**WHAT IS NEEDED**
Check every line below for the string "name", and copy the lines that contain it.

**Entries from a dataset**
-- START --
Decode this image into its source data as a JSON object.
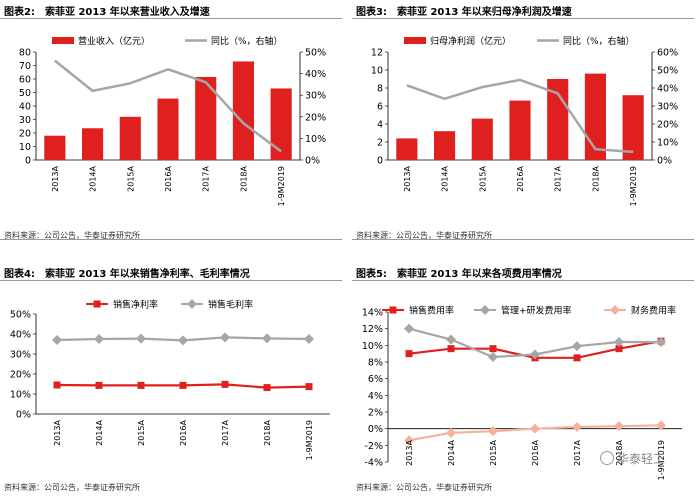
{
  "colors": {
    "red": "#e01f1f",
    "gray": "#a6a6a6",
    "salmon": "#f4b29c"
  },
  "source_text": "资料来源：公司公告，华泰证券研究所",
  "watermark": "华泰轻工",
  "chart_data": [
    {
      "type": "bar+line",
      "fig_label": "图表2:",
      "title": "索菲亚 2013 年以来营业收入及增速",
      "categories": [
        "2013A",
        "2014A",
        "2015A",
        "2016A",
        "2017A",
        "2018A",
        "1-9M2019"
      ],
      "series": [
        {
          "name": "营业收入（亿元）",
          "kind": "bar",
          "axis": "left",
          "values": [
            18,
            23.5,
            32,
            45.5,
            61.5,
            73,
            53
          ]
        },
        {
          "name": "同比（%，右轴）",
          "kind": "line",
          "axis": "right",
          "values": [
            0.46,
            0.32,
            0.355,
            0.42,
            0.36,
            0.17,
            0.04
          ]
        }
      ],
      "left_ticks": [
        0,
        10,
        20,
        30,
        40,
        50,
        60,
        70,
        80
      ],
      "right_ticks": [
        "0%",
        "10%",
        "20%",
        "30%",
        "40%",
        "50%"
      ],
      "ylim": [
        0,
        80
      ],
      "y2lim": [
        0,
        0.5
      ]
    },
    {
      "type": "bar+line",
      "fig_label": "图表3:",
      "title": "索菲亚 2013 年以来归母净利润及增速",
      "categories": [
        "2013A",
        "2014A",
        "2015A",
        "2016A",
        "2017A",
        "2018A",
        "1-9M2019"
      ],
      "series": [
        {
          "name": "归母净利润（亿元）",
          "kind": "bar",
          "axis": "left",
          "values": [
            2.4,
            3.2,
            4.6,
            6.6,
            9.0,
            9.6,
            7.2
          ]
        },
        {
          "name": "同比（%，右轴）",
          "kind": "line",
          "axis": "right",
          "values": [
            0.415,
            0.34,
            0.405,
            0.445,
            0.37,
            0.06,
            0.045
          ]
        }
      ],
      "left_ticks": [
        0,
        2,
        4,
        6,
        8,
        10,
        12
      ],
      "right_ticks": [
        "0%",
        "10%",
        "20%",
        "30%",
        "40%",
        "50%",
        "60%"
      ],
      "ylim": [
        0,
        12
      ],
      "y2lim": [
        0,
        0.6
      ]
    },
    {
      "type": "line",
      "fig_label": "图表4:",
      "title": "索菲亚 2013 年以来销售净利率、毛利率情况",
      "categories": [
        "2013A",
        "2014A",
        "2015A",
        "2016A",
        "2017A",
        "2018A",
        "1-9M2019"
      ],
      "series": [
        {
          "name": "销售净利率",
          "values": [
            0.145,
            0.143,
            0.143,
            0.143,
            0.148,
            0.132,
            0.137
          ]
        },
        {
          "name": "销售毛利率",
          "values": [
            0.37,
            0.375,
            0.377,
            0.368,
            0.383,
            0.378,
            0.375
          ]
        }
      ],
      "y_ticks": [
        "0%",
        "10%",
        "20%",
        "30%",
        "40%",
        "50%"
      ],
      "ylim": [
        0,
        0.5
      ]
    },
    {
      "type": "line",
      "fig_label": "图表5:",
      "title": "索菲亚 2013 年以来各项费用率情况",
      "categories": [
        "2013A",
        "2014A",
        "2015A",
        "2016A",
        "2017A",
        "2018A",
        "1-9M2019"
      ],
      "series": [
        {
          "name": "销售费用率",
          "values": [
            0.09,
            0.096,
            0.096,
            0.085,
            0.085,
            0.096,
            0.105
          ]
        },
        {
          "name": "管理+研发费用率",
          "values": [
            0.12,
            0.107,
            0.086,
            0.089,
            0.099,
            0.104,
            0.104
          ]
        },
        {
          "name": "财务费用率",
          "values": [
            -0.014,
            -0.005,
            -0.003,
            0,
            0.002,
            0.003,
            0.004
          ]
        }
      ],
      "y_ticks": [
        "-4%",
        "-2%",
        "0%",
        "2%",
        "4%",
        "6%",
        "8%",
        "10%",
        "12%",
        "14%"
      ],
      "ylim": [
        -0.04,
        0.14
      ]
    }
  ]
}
-- END --
**SOLUTION TO THIS EXERCISE**
          "name": "营业收入（亿元）",
          "name": "同比（%，右轴）",
          "name": "归母净利润（亿元）",
          "name": "同比（%，右轴）",
          "name": "销售净利率",
          "name": "销售毛利率",
          "name": "销售费用率",
          "name": "管理+研发费用率",
          "name": "财务费用率",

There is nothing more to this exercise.